--- Start ---
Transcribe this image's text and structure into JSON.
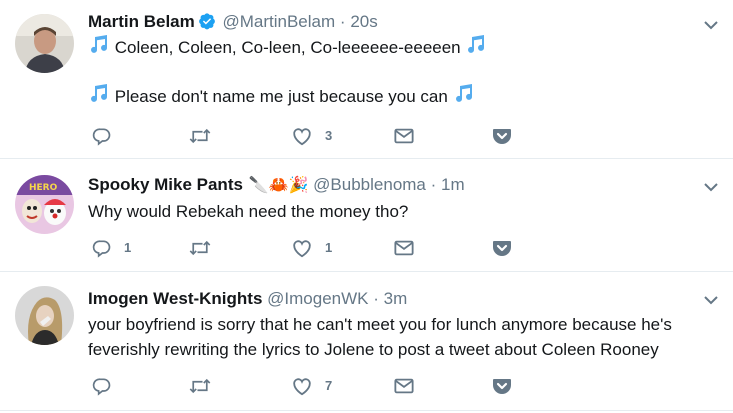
{
  "tweets": [
    {
      "name": "Martin Belam",
      "verified": true,
      "handle": "@MartinBelam",
      "separator": "·",
      "time": "20s",
      "text_lines": [
        "Coleen, Coleen, Co-leen, Co-leeeeee-eeeeen",
        "Please don't name me just because you can"
      ],
      "note_icon": "music-notes-icon",
      "reply_count": "",
      "retweet_count": "",
      "like_count": "3"
    },
    {
      "name": "Spooky Mike Pants",
      "name_emoji": "🔪🦀🎉",
      "handle": "@Bubblenoma",
      "separator": "·",
      "time": "1m",
      "text": "Why would Rebekah need the money tho?",
      "reply_count": "1",
      "retweet_count": "",
      "like_count": "1"
    },
    {
      "name": "Imogen West-Knights",
      "handle": "@ImogenWK",
      "separator": "·",
      "time": "3m",
      "text_lines": [
        "your boyfriend is sorry that he can't meet you for lunch anymore because he's",
        "feverishly rewriting the lyrics to Jolene to post a tweet about Coleen Rooney"
      ],
      "reply_count": "",
      "retweet_count": "",
      "like_count": "7"
    }
  ],
  "colors": {
    "icon": "#657786",
    "accent": "#1da1f2",
    "note": "#55acee",
    "divider": "#e6ecf0"
  }
}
--- End ---
→ **Challenge**
Read the entries above, then pull out the lines that include "icon".

→ **Full response**
      "note_icon": "music-notes-icon",
    "icon": "#657786",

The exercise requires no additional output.